(Collection entries)
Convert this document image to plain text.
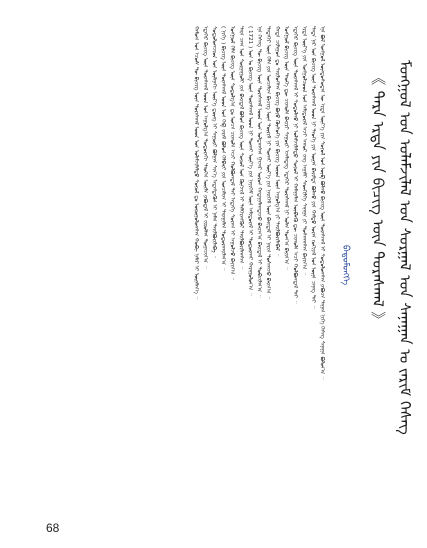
ᠮᠣᠩᠭᠣᠯ ᠤᠨ ᠤᠯᠠᠮᠵᠢᠯᠠᠯ ᠤᠨ ᠰᠤᠷᠭᠠᠯ ᠤᠨ ᠰᠠᠨᠠᠭᠠᠨ ᠤ ᠵᠠᠷᠢᠮ ᠬᠡᠰᠡᠭ
《 ᠲᠡᠷᠡ ᠡᠷᠲᠡ ᠶᠢᠨ ᠪᠢᠴᠢᠭ ᠦᠨ ᠳᠤᠷᠠᠰᠬᠠᠯ 》
ᠪᠠᠲᠤᠮᠥᠩᠬᠡ
ᠡᠨᠡ ᠪᠣᠯ ᠮᠣᠩᠭᠣᠯ ᠦᠨᠳᠦᠰᠦᠲᠡᠨ ᠦ ᠡᠷᠲᠡ ᠦᠶ᠎ᠡ ᠶᠢᠨ ᠰᠣᠶᠣᠯ ᠤᠨ ᠦᠪ ᠪᠣᠯᠬᠤ ᠪᠢᠴᠢᠭ ᠦᠨ ᠳᠤᠷᠠᠰᠬᠠᠯ ᠢ ᠰᠤᠳᠤᠯᠤᠭᠰᠠᠨ ᠶᠠᠪᠤᠴᠠ ᠳᠠᠭᠠᠨ ᠨᠢᠭᠡ ᠬᠡᠰᠡᠭ ᠰᠠᠨᠠᠭᠠ ᠪᠣᠯᠤᠨ᠎ᠠ ᠃
ᠲᠡᠳᠡ ᠨᠠᠷ ᠤᠨ ᠪᠢᠴᠢᠭ ᠦᠨ ᠳᠤᠷᠠᠰᠬᠠᠯ ᠤᠳ ᠨᠢ ᠲᠡᠦᠬᠡ ᠶᠢᠨ ᠦᠨᠡᠨ ᠪᠠᠷᠢᠮᠲᠠ ᠪᠣᠯᠬᠤ ᠶᠢᠨ ᠬᠠᠮᠲᠤ ᠤᠷᠠᠨ ᠵᠣᠬᠢᠶᠠᠯ ᠤᠨ ᠦᠨᠡ ᠴᠡᠨᠡᠭ ᠲᠡᠢ ᠃
ᠡᠷᠲᠡ ᠦᠶ᠎ᠡ ᠶᠢᠨ ᠮᠣᠩᠭᠣᠯᠴᠤᠳ ᠤᠨ ᠠᠮᠢᠳᠤᠷᠠᠯ ᠠᠵᠢ ᠠᠬᠤᠢ ᠵᠠᠩ ᠠᠭᠠᠯᠢ ᠰᠡᠳᠬᠢᠯᠭᠡ ᠰᠠᠨᠠᠭᠠ ᠶᠢ ᠲᠤᠰᠬᠠᠭᠰᠠᠨ ᠪᠠᠶᠢᠨ᠎ᠠ ᠃
ᠡᠳᠡᠭᠡᠷ ᠪᠢᠴᠢᠭ ᠦᠨ ᠳᠤᠷᠠᠰᠬᠠᠯ ᠢ ᠰᠤᠳᠤᠯᠬᠤ ᠨᠢ ᠤᠯᠠᠮᠵᠢᠯᠠᠯᠲᠤ ᠰᠣᠶᠣᠯ ᠢ ᠬᠠᠮᠠᠭᠠᠯᠠᠨ ᠥᠪᠯᠡᠬᠦ ᠳᠦ ᠴᠢᠬᠤᠯᠠ ᠠᠴᠢ ᠬᠣᠯᠪᠣᠭᠳᠠᠯ ᠲᠠᠢ ᠃
ᠮᠣᠩᠭᠣᠯ ᠪᠢᠴᠢᠭ ᠦᠨ ᠲᠡᠦᠬᠡ ᠳᠦ ᠴᠢᠬᠤᠯᠠ ᠪᠠᠢᠷᠢ ᠰᠠᠭᠤᠷᠢ ᠡᠵᠡᠯᠡᠳᠡᠭ ᠡᠳᠡᠭᠡᠷ ᠳᠤᠷᠠᠰᠬᠠᠯ ᠨᠢ ᠣᠯᠠᠨ ᠲᠣᠭ᠎ᠠ ᠪᠠᠶᠢᠨ᠎ᠠ ᠃
ᠬᠠᠳᠠ ᠴᠢᠯᠠᠭᠤᠨ ᠳᠤ ᠰᠡᠢᠯᠦᠭᠰᠡᠨ ᠪᠢᠴᠢᠭ ᠪᠤᠶᠤ ᠬᠥᠰᠦᠭᠡ ᠶᠢᠨ ᠪᠢᠴᠢᠭ ᠦᠳ ᠦᠨ ᠠᠭᠤᠯᠭ᠎ᠠ ᠶᠢ ᠲᠠᠢᠯᠪᠤᠷᠢᠯᠠᠪᠠᠯ ᠃
ᠲᠡᠳᠡᠭᠡᠷ ᠦᠨ ᠬᠡᠯᠡ ᠶᠢᠨ ᠣᠨᠴᠠᠯᠢᠭ ᠪᠢᠴᠢᠭ ᠦᠨ ᠳᠦᠷᠢᠮ ᠨᠢ ᠲᠤᠬᠠᠢ ᠦᠶ᠎ᠡ ᠶᠢᠨ ᠨᠡᠢᠭᠡᠮ ᠦᠨ ᠪᠠᠢᠳᠠᠯ ᠢ ᠨᠠᠷᠢᠨ ᠲᠤᠰᠬᠠᠵᠤ ᠪᠠᠢᠨ᠎ᠠ ᠃
ᠡᠨᠡ ᠬᠡᠰᠡᠭ ᠲᠦ ᠪᠢᠴᠢᠭ ᠦᠨ ᠳᠤᠷᠠᠰᠬᠠᠯ ᠤᠳ ᠤᠨ ᠣᠯᠳᠠᠭᠰᠠᠨ ᠭᠠᠵᠠᠷ ᠣᠷᠣᠨ ᠬᠠᠳᠠᠭᠠᠯᠠᠭᠳᠠᠵᠤ ᠪᠠᠢᠭ᠎ᠠ ᠪᠠᠢᠳᠠᠯ ᠢ ᠲᠣᠪᠴᠢᠯᠠᠨ᠎ᠠ ᠃
( 1721 ) ᠣᠨ ᠤ ᠪᠢᠴᠢᠭ ᠦᠨ ᠳᠤᠷᠠᠰᠬᠠᠯ ᠤᠳ ᠨᠢ ᠲᠤᠬᠠᠢ ᠦᠶ᠎ᠡ ᠶᠢᠨ ᠨᠡᠶᠢᠭᠡᠮ ᠦᠨ ᠠᠮᠢᠳᠤᠷᠠᠯ ᠢ ᠲᠣᠳᠤᠷᠬᠠᠢ ᠬᠠᠷᠠᠭᠤᠯᠤᠨ᠎ᠠ ᠃
ᠲᠡᠷᠡ ᠴᠠᠭ ᠤᠨ ᠰᠤᠷᠭᠠᠭᠤᠯᠢ ᠶᠢᠨ ᠪᠠᠢᠳᠠᠯ ᠪᠣᠯᠤᠨ ᠪᠢᠴᠢᠭ ᠦᠨ ᠰᠣᠶᠣᠯ ᠤᠨ ᠬᠥᠭᠵᠢᠯ ᠢ ᠳᠡᠯᠭᠡᠷᠡᠩᠭᠦᠢ ᠲᠠᠢᠯᠪᠤᠷᠢᠯᠠᠭᠰᠠᠨ ᠃
ᠮᠣᠩᠭᠣᠯ ᠬᠡᠯᠡ ᠪᠢᠴᠢᠭ ᠦᠨ ᠰᠤᠳᠤᠯᠭ᠎ᠠ ᠳᠤ ᠣᠨᠴᠠ ᠴᠢᠬᠤᠯᠠ ᠠᠴᠢ ᠬᠣᠯᠪᠣᠭᠳᠠᠯ ᠲᠠᠢ ᠮᠡᠳᠡᠭᠡ ᠰᠤᠷᠠᠭ ᠢ ᠠᠭᠤᠯᠵᠤ ᠪᠠᠶᠢᠨ᠎ᠠ ᠃
( ᠨᠢᠭᠡ ) ᠪᠢᠴᠢᠭ ᠦᠨ ᠳᠤᠷᠠᠰᠬᠠᠯ ᠤᠳ ᠤᠨ ᠬᠡᠪ ᠵᠠᠷᠠᠮ ᠪᠣᠯᠤᠨ ᠬᠡᠯᠪᠡᠷᠢ ᠶᠢᠨ ᠣᠨᠴᠠᠯᠢᠭ ᠢ ᠳᠠᠷᠠᠭᠠᠯᠠᠨ ᠲᠣᠳᠤᠷᠬᠠᠢᠯᠠᠨ᠎ᠠ ᠃
ᠰᠤᠳᠤᠯᠤᠭᠴᠢᠳ ᠤᠨ ᠥᠮᠡᠨᠡᠬᠢ ᠦᠷ᠎ᠡ ᠳ᠋ᠦᠩ ᠢ ᠰᠠᠭᠤᠷᠢ ᠪᠣᠯᠭᠠᠨ ᠰᠢᠨ᠎ᠡ ᠮᠡᠳᠡᠭᠳᠡᠬᠦᠨ ᠢ ᠨᠡᠮᠡᠨ ᠲᠠᠢᠯᠪᠤᠷᠢᠯᠠᠪᠠ ᠃
ᠡᠳᠡᠭᠡᠷ ᠪᠢᠴᠢᠭ ᠦᠨ ᠳᠤᠷᠠᠰᠬᠠᠯ ᠤᠳ ᠤᠨ ᠠᠭᠤᠯᠭ᠎ᠠ ᠳᠣᠲᠣᠷᠠᠬᠢ ᠲᠡᠦᠬᠡᠨ ᠦᠢᠯᠡ ᠶᠠᠪᠤᠳᠠᠯ ᠢ ᠵᠢᠷᠤᠮᠯᠠᠨ ᠲᠣᠭᠠᠴᠢᠨ᠎ᠠ ᠃
ᠬᠠᠮᠤᠭ ᠤᠨ ᠡᠴᠦᠰ ᠲᠦ ᠪᠢᠴᠢᠭ ᠦᠨ ᠳᠤᠷᠠᠰᠬᠠᠯ ᠤᠳ ᠤᠨ ᠤᠯᠠᠮᠵᠢᠯᠠᠯᠲᠤ ᠰᠣᠶᠣᠯ ᠳᠤ ᠣᠷᠣᠭᠤᠯᠤᠭᠰᠠᠨ ᠬᠤᠪᠢ ᠨᠡᠮᠡᠷ ᠢ ᠦᠨᠡᠯᠡᠨ᠎ᠡ ᠃
68
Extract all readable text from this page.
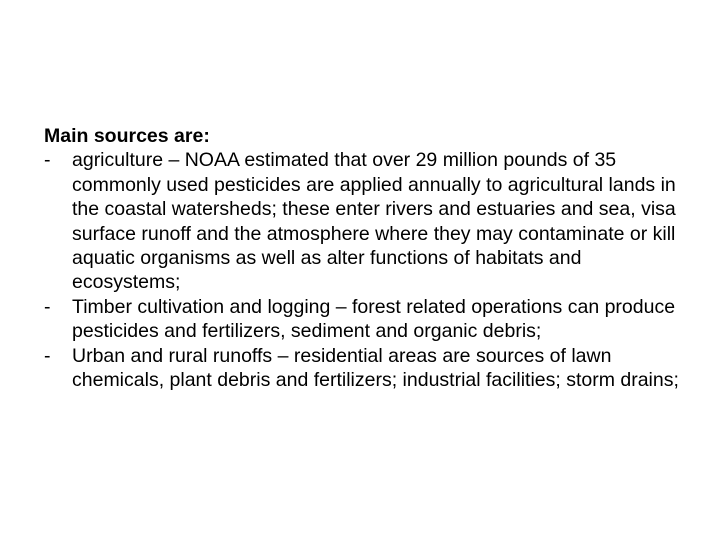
Main sources are:

-	agriculture – NOAA estimated that over 29 million pounds of 35 commonly used pesticides are applied annually to agricultural lands in the coastal watersheds; these enter rivers and estuaries and sea, visa surface runoff and the atmosphere where they may contaminate or kill aquatic organisms as well as alter functions of habitats and ecosystems;
-	Timber cultivation and logging – forest related operations can produce pesticides and fertilizers, sediment and organic debris;
-	Urban and rural runoffs – residential areas are sources of lawn chemicals, plant debris and fertilizers; industrial facilities; storm drains;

[PROBLEM TO WORK ON] In the entries above, find lines with "debris" and copy each.

[RESULT FOR THIS EXERCISE]
-	Timber cultivation and logging – forest related operations can produce pesticides and fertilizers, sediment and organic debris;
-	Urban and rural runoffs – residential areas are sources of lawn chemicals, plant debris and fertilizers; industrial facilities; storm drains;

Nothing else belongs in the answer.